EXERCISE DIRECTIONS:
Retype the records below exactly as they appear.

Recorded data:
-- BEGIN --

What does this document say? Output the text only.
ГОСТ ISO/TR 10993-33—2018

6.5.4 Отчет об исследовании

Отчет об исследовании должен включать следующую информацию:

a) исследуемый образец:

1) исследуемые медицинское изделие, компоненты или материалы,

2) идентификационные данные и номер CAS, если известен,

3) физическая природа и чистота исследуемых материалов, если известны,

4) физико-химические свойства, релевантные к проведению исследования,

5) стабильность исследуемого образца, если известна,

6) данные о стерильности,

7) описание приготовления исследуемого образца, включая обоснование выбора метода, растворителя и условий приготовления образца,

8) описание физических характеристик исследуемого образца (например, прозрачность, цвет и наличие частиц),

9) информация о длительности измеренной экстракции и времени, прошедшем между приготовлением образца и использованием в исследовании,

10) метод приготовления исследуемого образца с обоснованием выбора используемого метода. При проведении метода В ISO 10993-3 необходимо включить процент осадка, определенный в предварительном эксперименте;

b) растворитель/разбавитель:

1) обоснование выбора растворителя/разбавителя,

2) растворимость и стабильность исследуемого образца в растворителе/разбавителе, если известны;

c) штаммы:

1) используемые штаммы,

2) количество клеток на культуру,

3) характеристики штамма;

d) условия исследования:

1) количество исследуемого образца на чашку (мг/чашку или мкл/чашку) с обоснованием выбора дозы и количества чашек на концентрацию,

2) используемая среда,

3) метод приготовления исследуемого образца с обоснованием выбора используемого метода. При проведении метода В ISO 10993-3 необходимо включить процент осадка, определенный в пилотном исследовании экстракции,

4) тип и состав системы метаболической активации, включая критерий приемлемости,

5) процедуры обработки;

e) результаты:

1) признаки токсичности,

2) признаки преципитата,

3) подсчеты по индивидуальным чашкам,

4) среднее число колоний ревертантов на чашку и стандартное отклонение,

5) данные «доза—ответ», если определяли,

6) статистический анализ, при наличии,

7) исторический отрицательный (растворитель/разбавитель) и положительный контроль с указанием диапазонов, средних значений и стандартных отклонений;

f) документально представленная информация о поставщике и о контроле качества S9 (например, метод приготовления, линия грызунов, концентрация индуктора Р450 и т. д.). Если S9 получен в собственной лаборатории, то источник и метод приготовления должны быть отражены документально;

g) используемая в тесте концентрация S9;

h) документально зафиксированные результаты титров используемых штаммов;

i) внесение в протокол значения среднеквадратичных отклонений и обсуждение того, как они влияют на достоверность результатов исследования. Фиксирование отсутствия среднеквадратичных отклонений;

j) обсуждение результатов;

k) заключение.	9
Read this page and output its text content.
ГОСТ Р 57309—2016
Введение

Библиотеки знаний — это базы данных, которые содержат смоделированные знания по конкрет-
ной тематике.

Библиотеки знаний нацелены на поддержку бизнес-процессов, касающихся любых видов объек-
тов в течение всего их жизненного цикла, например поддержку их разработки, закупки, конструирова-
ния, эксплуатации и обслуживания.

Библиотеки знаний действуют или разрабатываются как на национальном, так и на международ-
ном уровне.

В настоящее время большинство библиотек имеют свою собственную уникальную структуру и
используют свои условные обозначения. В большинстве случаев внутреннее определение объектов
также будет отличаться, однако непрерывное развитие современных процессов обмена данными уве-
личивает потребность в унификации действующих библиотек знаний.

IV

-- END --

EXERCISE ANSWER:
What does this document say? Output the text only.
ГОСТ ISO/TR 10993-33—2018

6.5.4 Отчет об исследовании

Отчет об исследовании должен включать следующую информацию:

a) исследуемый образец:

1) исследуемые медицинское изделие, компоненты или материалы,

2) идентификационные данные и номер CAS, если известен,

3) физическая природа и чистота исследуемых материалов, если известны,

4) физико-химические свойства, релевантные к проведению исследования,

5) стабильность исследуемого образца, если известна,

6) данные о стерильности,

7) описание приготовления исследуемого образца, включая обоснование выбора метода, растворителя и условий приготовления образца,

8) описание физических характеристик исследуемого образца (например, прозрачность, цвет и наличие частиц),

9) информация о длительности измеренной экстракции и времени, прошедшем между приготовлением образца и использованием в исследовании,

10) метод приготовления исследуемого образца с обоснованием выбора используемого метода. При проведении метода В ISO 10993-3 необходимо включить процент осадка, определенный в предварительном эксперименте;

b) растворитель/разбавитель:

1) обоснование выбора растворителя/разбавителя,

2) растворимость и стабильность исследуемого образца в растворителе/разбавителе, если известны;

c) штаммы:

1) используемые штаммы,

2) количество клеток на культуру,

3) характеристики штамма;

d) условия исследования:

1) количество исследуемого образца на чашку (мг/чашку или мкл/чашку) с обоснованием выбора дозы и количества чашек на концентрацию,

2) используемая среда,

3) метод приготовления исследуемого образца с обоснованием выбора используемого метода. При проведении метода В ISO 10993-3 необходимо включить процент осадка, определенный в пилотном исследовании экстракции,

4) тип и состав системы метаболической активации, включая критерий приемлемости,

5) процедуры обработки;

e) результаты:

1) признаки токсичности,

2) признаки преципитата,

3) подсчеты по индивидуальным чашкам,

4) среднее число колоний ревертантов на чашку и стандартное отклонение,

5) данные «доза—ответ», если определяли,

6) статистический анализ, при наличии,

7) исторический отрицательный (растворитель/разбавитель) и положительный контроль с указанием диапазонов, средних значений и стандартных отклонений;

f) документально представленная информация о поставщике и о контроле качества S9 (например, метод приготовления, линия грызунов, концентрация индуктора Р450 и т. д.). Если S9 получен в собственной лаборатории, то источник и метод приготовления должны быть отражены документально;

g) используемая в тесте концентрация S9;

h) документально зафиксированные результаты титров используемых штаммов;

i) внесение в протокол значения среднеквадратичных отклонений и обсуждение того, как они влияют на достоверность результатов исследования. Фиксирование отсутствия среднеквадратичных отклонений;

j) обсуждение результатов;

k) заключение.	9
Read this page and output its text content.
ГОСТ Р 57309—2016
Введение

Библиотеки знаний — это базы данных, которые содержат смоделированные знания по конкрет-
ной тематике.

Библиотеки знаний нацелены на поддержку бизнес-процессов, касающихся любых видов объек-
тов в течение всего их жизненного цикла, например поддержку их разработки, закупки, конструирова-
ния, эксплуатации и обслуживания.

Библиотеки знаний действуют или разрабатываются как на национальном, так и на международ-
ном уровне.

В настоящее время большинство библиотек имеют свою собственную уникальную структуру и
используют свои условные обозначения. В большинстве случаев внутреннее определение объектов
также будет отличаться, однако непрерывное развитие современных процессов обмена данными уве-
личивает потребность в унификации действующих библиотек знаний.

IV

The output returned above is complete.